• _Exercise material_:

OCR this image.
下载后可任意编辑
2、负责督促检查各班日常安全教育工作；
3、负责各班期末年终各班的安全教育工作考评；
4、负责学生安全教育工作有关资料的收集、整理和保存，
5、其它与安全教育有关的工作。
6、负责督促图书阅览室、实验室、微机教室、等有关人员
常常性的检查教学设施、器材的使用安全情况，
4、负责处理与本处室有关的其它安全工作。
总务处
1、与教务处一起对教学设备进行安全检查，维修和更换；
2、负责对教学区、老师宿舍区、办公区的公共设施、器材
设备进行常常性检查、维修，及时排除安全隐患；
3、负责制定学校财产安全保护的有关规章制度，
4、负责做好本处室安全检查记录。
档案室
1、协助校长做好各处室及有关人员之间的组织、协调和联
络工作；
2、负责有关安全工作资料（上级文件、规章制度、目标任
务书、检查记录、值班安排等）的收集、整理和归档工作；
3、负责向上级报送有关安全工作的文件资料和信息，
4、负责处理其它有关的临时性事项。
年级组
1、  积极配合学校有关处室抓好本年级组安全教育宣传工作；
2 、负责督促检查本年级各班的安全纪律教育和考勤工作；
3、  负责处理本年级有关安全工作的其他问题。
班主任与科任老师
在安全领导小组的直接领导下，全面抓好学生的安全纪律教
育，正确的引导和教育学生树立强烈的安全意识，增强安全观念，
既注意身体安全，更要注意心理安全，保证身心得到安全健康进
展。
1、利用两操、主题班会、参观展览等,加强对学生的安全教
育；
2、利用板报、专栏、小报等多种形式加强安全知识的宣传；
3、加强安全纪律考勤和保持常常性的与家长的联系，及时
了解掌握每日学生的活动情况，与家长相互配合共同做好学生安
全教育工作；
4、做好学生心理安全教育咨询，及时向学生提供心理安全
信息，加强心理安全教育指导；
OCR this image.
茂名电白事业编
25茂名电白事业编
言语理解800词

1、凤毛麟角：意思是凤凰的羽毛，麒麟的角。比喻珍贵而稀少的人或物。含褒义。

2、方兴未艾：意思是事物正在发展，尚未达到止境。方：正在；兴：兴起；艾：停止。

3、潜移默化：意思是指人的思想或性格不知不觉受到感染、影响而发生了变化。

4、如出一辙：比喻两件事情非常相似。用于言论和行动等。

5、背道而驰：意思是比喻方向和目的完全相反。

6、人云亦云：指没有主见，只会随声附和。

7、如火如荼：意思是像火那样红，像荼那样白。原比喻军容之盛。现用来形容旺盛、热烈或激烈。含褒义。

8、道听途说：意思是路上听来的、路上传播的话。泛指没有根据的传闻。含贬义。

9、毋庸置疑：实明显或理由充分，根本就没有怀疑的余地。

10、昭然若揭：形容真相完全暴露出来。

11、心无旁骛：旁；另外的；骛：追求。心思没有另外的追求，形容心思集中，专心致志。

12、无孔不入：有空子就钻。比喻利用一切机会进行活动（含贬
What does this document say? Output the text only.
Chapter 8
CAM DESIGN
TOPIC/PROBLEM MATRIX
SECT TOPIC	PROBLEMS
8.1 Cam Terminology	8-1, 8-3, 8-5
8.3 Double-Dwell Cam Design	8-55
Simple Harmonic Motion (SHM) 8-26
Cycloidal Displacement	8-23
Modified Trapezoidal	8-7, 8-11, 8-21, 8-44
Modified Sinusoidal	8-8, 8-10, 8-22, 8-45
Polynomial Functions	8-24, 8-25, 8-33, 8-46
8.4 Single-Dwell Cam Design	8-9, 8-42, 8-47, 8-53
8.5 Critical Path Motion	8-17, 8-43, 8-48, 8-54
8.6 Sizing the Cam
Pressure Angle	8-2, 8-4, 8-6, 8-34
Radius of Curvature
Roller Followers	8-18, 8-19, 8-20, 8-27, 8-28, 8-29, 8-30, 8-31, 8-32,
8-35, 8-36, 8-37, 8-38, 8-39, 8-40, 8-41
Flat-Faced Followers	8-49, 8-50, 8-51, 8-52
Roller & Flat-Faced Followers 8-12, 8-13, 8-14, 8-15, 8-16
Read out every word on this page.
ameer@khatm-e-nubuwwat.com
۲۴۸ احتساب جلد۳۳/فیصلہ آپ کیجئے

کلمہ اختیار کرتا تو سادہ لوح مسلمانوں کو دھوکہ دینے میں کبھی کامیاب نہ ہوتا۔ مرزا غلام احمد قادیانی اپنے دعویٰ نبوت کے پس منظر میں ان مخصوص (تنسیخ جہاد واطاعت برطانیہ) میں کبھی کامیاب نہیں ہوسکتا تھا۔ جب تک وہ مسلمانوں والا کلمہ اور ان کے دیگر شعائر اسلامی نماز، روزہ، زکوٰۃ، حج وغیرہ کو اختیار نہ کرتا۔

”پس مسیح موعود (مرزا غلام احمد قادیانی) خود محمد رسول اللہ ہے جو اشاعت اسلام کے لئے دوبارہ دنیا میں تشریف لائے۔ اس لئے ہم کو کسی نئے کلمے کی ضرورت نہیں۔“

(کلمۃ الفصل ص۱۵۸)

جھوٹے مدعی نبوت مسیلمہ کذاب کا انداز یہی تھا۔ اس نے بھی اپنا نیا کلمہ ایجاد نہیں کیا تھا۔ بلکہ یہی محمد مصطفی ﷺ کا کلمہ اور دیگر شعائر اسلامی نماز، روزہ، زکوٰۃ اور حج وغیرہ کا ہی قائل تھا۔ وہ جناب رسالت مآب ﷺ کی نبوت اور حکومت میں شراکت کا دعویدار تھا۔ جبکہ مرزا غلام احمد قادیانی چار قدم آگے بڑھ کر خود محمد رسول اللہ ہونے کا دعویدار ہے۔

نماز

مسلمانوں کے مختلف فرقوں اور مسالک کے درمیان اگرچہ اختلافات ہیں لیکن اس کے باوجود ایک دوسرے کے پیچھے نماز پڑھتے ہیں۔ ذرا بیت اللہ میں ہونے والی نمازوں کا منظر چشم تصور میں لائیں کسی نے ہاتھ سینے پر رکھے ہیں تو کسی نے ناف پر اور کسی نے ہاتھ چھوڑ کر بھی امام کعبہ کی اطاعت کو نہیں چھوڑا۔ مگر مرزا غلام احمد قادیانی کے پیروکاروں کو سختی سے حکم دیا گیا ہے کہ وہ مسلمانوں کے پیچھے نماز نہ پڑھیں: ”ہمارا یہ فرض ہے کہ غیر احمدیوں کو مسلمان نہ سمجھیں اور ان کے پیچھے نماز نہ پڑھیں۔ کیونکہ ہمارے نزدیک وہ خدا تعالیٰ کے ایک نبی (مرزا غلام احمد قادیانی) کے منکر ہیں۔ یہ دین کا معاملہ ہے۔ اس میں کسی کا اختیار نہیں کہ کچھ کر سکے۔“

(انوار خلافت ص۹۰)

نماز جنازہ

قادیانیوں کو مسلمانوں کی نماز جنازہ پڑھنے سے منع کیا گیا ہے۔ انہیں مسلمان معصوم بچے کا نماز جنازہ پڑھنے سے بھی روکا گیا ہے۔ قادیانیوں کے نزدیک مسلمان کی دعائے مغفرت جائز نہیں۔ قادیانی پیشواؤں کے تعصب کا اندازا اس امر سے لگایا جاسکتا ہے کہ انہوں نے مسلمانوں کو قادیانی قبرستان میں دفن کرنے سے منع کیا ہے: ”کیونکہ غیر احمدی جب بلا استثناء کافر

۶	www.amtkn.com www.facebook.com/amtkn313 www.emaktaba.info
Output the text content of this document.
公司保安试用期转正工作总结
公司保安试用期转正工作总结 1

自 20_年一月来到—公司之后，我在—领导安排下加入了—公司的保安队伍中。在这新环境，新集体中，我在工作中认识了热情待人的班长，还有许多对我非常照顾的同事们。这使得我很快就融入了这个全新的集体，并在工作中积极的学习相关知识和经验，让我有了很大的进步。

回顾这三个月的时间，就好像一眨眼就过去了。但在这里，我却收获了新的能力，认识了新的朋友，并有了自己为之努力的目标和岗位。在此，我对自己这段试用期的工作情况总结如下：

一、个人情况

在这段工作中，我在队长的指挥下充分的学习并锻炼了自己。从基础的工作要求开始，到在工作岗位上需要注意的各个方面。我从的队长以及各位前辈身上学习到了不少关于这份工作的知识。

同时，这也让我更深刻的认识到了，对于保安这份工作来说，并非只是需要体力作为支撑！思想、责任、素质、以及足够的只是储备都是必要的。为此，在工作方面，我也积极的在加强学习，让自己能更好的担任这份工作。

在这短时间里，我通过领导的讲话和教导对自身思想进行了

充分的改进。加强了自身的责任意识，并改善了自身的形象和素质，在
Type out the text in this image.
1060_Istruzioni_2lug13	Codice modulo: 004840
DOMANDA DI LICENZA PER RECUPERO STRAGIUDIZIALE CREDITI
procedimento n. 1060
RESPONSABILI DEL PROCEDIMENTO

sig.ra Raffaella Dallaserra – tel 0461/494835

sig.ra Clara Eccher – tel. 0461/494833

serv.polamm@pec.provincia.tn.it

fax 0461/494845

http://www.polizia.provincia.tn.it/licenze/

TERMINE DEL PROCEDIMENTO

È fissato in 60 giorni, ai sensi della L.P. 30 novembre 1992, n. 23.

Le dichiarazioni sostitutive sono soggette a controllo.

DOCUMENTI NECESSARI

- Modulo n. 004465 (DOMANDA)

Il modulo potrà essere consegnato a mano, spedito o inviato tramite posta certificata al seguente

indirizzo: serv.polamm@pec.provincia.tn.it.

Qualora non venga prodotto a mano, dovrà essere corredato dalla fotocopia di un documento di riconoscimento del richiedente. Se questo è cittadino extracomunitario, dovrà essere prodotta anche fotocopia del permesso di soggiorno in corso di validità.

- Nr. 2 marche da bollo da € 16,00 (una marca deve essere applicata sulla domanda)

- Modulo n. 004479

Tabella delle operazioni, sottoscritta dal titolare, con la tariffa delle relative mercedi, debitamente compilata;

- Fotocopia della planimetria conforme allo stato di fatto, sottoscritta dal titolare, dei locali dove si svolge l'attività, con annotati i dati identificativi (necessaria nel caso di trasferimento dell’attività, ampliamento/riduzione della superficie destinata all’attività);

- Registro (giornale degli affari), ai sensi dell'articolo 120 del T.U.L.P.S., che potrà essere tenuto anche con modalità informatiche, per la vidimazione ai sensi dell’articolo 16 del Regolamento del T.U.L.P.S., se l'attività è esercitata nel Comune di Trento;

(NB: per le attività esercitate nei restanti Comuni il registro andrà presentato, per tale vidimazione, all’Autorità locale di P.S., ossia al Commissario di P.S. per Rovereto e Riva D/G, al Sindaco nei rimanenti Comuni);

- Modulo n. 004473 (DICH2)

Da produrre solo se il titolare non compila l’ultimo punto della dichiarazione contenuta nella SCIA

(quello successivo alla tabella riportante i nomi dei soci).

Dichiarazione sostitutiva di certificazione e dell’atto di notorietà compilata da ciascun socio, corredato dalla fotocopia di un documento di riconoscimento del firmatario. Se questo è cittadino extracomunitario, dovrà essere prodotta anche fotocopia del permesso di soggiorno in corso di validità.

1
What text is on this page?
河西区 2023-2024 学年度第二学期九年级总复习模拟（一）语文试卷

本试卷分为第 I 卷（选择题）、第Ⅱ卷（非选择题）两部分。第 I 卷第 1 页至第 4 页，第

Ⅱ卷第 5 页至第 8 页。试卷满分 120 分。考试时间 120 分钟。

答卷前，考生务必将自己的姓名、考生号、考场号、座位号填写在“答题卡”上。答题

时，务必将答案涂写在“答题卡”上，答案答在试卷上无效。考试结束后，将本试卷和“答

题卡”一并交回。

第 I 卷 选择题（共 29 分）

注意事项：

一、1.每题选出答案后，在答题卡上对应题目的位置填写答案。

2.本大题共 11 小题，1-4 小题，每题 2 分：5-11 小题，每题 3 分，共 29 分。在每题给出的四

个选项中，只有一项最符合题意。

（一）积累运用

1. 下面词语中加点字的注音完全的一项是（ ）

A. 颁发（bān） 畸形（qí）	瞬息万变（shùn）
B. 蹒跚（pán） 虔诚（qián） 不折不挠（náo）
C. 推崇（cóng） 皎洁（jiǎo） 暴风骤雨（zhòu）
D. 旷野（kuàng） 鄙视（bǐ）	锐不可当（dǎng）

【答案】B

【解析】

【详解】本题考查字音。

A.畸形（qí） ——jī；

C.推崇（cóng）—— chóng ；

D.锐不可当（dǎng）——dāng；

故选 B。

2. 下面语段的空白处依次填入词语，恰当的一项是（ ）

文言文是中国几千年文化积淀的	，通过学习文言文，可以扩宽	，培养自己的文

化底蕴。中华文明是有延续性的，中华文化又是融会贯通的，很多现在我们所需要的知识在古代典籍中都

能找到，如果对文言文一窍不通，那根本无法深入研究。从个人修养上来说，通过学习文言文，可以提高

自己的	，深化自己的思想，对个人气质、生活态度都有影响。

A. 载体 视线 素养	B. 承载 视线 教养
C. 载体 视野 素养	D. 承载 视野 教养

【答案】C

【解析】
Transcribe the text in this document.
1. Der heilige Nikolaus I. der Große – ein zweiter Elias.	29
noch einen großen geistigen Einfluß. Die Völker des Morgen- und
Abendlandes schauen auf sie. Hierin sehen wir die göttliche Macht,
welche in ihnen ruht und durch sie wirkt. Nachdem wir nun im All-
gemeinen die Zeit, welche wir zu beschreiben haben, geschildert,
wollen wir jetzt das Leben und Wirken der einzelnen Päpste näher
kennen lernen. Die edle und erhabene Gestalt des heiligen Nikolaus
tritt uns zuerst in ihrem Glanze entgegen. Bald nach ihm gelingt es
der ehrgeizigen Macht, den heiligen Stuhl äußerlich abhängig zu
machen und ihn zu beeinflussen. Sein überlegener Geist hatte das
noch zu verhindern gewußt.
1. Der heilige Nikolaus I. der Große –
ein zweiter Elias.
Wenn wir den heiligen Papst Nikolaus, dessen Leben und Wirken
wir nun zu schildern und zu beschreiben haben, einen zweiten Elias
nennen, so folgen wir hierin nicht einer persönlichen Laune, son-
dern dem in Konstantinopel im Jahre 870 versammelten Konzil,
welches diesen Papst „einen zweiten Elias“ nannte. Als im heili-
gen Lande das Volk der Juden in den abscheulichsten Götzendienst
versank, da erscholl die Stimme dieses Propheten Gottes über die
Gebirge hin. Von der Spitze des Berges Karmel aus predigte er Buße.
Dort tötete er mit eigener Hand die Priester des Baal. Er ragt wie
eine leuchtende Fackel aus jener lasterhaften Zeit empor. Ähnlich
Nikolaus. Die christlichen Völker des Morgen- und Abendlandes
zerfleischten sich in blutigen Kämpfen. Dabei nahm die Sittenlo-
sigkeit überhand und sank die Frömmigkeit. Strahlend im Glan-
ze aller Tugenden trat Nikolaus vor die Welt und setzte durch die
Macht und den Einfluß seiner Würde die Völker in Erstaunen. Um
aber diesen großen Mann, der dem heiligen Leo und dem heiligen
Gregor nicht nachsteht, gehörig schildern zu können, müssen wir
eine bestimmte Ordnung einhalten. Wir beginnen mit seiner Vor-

• _Task_: Pull out every line in the material above where "noch" occurs.

• _Answer below_:
noch einen großen geistigen Einfluß. Die Völker des Morgen- und
noch zu verhindern gewußt.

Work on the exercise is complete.